Aim:
Every entry needs to be printed exactly, please.

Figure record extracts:
◆ ◆ ◆ ◆
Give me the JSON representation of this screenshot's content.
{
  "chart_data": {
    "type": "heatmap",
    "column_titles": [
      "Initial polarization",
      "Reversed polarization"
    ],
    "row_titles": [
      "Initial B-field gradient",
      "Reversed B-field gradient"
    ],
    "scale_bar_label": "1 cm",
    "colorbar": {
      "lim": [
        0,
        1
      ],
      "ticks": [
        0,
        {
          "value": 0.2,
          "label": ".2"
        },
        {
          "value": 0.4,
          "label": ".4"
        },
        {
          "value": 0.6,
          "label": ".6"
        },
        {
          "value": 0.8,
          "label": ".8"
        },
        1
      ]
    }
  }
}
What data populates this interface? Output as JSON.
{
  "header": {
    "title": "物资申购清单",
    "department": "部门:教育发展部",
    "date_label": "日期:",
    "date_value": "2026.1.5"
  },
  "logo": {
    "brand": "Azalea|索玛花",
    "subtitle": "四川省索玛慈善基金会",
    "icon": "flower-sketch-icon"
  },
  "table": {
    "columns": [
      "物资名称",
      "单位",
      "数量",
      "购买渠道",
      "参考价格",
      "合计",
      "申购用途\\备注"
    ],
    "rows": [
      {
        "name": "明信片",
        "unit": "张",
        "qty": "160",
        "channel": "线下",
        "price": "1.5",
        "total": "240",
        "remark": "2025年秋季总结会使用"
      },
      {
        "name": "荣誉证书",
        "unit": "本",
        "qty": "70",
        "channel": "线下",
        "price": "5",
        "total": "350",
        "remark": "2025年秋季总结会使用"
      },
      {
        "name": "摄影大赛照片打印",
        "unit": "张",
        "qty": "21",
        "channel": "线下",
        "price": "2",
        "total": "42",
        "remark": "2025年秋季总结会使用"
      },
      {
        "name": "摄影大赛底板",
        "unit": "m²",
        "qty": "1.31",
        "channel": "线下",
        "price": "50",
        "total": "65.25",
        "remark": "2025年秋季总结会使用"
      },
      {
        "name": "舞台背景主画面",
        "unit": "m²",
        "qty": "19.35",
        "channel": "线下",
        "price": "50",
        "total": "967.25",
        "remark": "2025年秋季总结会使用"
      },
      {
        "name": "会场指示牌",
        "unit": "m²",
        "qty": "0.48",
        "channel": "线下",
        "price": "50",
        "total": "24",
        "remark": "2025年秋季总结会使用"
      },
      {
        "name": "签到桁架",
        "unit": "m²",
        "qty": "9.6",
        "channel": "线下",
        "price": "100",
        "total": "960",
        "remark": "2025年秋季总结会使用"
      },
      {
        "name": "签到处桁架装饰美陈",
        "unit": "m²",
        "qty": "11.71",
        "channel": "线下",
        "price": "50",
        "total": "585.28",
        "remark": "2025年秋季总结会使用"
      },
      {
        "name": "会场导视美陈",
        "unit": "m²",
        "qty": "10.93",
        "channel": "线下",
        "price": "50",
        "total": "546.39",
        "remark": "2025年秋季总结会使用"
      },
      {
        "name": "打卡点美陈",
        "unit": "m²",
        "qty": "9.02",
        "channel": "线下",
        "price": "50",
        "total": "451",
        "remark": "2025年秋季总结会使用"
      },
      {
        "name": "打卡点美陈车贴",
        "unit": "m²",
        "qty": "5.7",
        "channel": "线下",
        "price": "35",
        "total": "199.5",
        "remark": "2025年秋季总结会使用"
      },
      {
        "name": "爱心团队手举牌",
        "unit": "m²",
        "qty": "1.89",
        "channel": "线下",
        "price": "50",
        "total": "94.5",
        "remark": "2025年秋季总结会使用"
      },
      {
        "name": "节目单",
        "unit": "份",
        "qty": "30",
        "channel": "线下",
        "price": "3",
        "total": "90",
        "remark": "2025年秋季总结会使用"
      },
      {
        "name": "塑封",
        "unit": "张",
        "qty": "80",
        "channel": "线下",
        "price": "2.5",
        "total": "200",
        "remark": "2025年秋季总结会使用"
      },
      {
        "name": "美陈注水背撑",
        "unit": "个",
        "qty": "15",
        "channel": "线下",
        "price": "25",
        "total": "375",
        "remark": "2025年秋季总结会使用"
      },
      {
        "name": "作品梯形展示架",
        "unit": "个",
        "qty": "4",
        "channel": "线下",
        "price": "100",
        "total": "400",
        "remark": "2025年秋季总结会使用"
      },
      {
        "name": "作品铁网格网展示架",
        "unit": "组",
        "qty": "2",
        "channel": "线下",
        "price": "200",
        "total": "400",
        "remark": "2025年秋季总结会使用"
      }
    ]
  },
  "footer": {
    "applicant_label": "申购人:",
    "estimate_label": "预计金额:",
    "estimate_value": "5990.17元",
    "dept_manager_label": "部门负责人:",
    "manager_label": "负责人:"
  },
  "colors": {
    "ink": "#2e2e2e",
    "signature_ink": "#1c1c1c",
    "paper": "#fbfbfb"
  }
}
◆ ◆ ◆ ◆
Problem solution:
Give me the JSON representation of this screenshot's content.
{
  "chart_data": {
    "type": "heatmap",
    "column_titles": [
      "Initial polarization",
      "Reversed polarization"
    ],
    "row_titles": [
      "Initial B-field gradient",
      "Reversed B-field gradient"
    ],
    "scale_bar_label": "1 cm",
    "colorbar": {
      "lim": [
        0,
        1
      ],
      "ticks": [
        0,
        {
          "value": 0.2,
          "label": ".2"
        },
        {
          "value": 0.4,
          "label": ".4"
        },
        {
          "value": 0.6,
          "label": ".6"
        },
        {
          "value": 0.8,
          "label": ".8"
        },
        1
      ]
    }
  }
}
What data populates this interface? Output as JSON.
{
  "header": {
    "title": "物资申购清单",
    "department": "部门:教育发展部",
    "date_label": "日期:",
    "date_value": "2026.1.5"
  },
  "logo": {
    "brand": "Azalea|索玛花",
    "subtitle": "四川省索玛慈善基金会",
    "icon": "flower-sketch-icon"
  },
  "table": {
    "columns": [
      "物资名称",
      "单位",
      "数量",
      "购买渠道",
      "参考价格",
      "合计",
      "申购用途\\备注"
    ],
    "rows": [
      {
        "name": "明信片",
        "unit": "张",
        "qty": "160",
        "channel": "线下",
        "price": "1.5",
        "total": "240",
        "remark": "2025年秋季总结会使用"
      },
      {
        "name": "荣誉证书",
        "unit": "本",
        "qty": "70",
        "channel": "线下",
        "price": "5",
        "total": "350",
        "remark": "2025年秋季总结会使用"
      },
      {
        "name": "摄影大赛照片打印",
        "unit": "张",
        "qty": "21",
        "channel": "线下",
        "price": "2",
        "total": "42",
        "remark": "2025年秋季总结会使用"
      },
      {
        "name": "摄影大赛底板",
        "unit": "m²",
        "qty": "1.31",
        "channel": "线下",
        "price": "50",
        "total": "65.25",
        "remark": "2025年秋季总结会使用"
      },
      {
        "name": "舞台背景主画面",
        "unit": "m²",
        "qty": "19.35",
        "channel": "线下",
        "price": "50",
        "total": "967.25",
        "remark": "2025年秋季总结会使用"
      },
      {
        "name": "会场指示牌",
        "unit": "m²",
        "qty": "0.48",
        "channel": "线下",
        "price": "50",
        "total": "24",
        "remark": "2025年秋季总结会使用"
      },
      {
        "name": "签到桁架",
        "unit": "m²",
        "qty": "9.6",
        "channel": "线下",
        "price": "100",
        "total": "960",
        "remark": "2025年秋季总结会使用"
      },
      {
        "name": "签到处桁架装饰美陈",
        "unit": "m²",
        "qty": "11.71",
        "channel": "线下",
        "price": "50",
        "total": "585.28",
        "remark": "2025年秋季总结会使用"
      },
      {
        "name": "会场导视美陈",
        "unit": "m²",
        "qty": "10.93",
        "channel": "线下",
        "price": "50",
        "total": "546.39",
        "remark": "2025年秋季总结会使用"
      },
      {
        "name": "打卡点美陈",
        "unit": "m²",
        "qty": "9.02",
        "channel": "线下",
        "price": "50",
        "total": "451",
        "remark": "2025年秋季总结会使用"
      },
      {
        "name": "打卡点美陈车贴",
        "unit": "m²",
        "qty": "5.7",
        "channel": "线下",
        "price": "35",
        "total": "199.5",
        "remark": "2025年秋季总结会使用"
      },
      {
        "name": "爱心团队手举牌",
        "unit": "m²",
        "qty": "1.89",
        "channel": "线下",
        "price": "50",
        "total": "94.5",
        "remark": "2025年秋季总结会使用"
      },
      {
        "name": "节目单",
        "unit": "份",
        "qty": "30",
        "channel": "线下",
        "price": "3",
        "total": "90",
        "remark": "2025年秋季总结会使用"
      },
      {
        "name": "塑封",
        "unit": "张",
        "qty": "80",
        "channel": "线下",
        "price": "2.5",
        "total": "200",
        "remark": "2025年秋季总结会使用"
      },
      {
        "name": "美陈注水背撑",
        "unit": "个",
        "qty": "15",
        "channel": "线下",
        "price": "25",
        "total": "375",
        "remark": "2025年秋季总结会使用"
      },
      {
        "name": "作品梯形展示架",
        "unit": "个",
        "qty": "4",
        "channel": "线下",
        "price": "100",
        "total": "400",
        "remark": "2025年秋季总结会使用"
      },
      {
        "name": "作品铁网格网展示架",
        "unit": "组",
        "qty": "2",
        "channel": "线下",
        "price": "200",
        "total": "400",
        "remark": "2025年秋季总结会使用"
      }
    ]
  },
  "footer": {
    "applicant_label": "申购人:",
    "estimate_label": "预计金额:",
    "estimate_value": "5990.17元",
    "dept_manager_label": "部门负责人:",
    "manager_label": "负责人:"
  },
  "colors": {
    "ink": "#2e2e2e",
    "signature_ink": "#1c1c1c",
    "paper": "#fbfbfb"
  }
}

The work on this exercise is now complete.